Saved data entries:
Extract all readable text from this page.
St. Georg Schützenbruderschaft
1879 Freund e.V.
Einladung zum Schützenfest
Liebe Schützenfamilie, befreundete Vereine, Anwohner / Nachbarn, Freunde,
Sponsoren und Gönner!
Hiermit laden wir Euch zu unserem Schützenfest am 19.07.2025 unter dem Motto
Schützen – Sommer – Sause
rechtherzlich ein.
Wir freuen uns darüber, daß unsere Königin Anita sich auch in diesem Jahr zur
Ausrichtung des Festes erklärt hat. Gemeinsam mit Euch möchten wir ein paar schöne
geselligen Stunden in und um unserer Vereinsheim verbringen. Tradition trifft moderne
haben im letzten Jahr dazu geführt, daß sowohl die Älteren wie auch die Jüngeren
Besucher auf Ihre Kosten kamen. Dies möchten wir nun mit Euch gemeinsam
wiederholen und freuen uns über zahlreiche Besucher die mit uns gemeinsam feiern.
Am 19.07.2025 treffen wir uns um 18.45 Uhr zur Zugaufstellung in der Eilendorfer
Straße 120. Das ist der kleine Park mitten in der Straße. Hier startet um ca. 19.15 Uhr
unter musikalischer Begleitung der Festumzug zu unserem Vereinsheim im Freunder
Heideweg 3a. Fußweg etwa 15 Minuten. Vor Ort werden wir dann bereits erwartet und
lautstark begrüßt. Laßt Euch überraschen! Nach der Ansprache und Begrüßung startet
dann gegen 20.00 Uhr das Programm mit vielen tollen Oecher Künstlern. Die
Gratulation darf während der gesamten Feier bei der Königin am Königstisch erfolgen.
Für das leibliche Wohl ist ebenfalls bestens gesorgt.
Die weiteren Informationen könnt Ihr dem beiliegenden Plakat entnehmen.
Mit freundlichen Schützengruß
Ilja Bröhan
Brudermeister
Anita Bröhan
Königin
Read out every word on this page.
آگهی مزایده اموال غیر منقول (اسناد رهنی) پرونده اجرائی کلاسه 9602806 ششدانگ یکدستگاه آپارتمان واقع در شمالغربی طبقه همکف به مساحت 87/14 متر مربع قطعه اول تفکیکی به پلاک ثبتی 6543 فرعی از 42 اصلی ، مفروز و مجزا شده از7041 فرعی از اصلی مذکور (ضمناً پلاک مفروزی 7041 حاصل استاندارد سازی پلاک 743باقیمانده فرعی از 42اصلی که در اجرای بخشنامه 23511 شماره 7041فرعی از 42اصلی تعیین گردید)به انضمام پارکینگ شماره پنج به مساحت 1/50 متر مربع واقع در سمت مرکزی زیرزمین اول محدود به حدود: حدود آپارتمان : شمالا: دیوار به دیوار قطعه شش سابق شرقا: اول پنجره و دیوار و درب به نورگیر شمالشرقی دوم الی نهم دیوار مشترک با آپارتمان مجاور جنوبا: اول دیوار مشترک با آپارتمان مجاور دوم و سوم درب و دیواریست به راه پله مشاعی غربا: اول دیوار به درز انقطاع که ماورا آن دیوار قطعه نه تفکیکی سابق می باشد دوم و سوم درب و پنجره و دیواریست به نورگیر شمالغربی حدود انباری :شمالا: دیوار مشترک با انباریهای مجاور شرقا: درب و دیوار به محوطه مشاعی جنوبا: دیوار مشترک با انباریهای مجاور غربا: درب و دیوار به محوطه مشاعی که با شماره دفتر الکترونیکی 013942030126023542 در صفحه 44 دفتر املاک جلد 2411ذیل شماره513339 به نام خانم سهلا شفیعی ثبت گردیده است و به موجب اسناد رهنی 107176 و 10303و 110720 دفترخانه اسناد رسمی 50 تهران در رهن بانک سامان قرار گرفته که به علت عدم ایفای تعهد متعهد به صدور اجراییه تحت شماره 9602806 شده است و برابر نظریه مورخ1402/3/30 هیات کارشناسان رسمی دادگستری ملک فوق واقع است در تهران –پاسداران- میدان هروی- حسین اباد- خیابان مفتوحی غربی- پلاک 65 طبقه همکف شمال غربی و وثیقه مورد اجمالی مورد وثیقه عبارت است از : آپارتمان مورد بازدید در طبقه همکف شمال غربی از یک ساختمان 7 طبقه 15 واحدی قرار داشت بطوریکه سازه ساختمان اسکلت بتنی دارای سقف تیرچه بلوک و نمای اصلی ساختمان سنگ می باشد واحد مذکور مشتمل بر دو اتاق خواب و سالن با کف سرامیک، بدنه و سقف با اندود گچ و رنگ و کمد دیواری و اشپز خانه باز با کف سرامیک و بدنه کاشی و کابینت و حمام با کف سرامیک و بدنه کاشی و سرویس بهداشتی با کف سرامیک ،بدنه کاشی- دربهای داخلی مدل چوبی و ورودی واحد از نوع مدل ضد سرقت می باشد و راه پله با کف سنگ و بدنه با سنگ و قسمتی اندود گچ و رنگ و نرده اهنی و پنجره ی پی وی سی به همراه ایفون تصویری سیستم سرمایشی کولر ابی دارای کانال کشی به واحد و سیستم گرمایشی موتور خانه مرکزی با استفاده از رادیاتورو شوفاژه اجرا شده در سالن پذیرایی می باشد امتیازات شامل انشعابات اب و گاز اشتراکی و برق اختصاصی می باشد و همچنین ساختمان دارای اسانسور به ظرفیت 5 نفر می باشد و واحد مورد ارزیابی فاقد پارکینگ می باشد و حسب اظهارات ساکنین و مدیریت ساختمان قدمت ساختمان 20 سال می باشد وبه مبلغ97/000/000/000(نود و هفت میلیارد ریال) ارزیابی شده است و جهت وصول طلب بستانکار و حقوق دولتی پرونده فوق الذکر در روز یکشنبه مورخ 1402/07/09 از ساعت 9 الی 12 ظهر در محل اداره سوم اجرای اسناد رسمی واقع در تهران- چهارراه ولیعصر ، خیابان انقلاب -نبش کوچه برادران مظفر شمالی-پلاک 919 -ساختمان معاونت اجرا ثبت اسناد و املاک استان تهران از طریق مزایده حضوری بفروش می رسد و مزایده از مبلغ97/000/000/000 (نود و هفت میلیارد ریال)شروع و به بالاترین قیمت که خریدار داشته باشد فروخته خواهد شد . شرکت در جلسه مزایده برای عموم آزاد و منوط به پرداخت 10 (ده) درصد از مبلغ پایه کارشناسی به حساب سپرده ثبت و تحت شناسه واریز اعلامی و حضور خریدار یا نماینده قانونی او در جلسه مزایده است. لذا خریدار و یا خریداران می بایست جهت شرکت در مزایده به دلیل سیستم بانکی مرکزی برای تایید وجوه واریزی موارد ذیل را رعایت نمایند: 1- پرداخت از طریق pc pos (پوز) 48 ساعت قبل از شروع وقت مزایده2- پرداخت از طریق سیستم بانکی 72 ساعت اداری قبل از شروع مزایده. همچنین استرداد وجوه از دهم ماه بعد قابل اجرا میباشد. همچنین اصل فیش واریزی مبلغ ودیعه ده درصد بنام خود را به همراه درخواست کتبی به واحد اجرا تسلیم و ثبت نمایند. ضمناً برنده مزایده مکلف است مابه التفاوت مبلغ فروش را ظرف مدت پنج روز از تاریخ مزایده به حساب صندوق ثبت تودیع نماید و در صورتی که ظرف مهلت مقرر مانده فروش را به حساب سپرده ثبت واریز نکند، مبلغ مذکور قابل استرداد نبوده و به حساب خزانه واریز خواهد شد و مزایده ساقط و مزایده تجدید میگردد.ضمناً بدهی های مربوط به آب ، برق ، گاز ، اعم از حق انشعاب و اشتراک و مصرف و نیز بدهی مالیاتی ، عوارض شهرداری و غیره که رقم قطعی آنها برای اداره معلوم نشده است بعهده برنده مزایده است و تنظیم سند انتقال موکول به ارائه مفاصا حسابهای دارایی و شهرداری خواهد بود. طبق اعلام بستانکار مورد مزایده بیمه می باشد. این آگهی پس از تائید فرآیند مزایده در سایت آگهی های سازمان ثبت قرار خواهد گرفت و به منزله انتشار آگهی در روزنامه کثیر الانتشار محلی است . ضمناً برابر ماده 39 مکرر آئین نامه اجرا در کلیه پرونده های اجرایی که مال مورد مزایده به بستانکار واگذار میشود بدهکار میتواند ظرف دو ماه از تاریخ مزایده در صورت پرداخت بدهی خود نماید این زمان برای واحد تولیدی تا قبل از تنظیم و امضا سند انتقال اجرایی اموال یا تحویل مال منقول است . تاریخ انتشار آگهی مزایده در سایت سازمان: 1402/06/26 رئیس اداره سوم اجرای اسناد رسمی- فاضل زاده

Exercise prompt: Copy all lines from the material that hold "page".

Task result:
Extract all readable text from this page.
Read out every word on this page.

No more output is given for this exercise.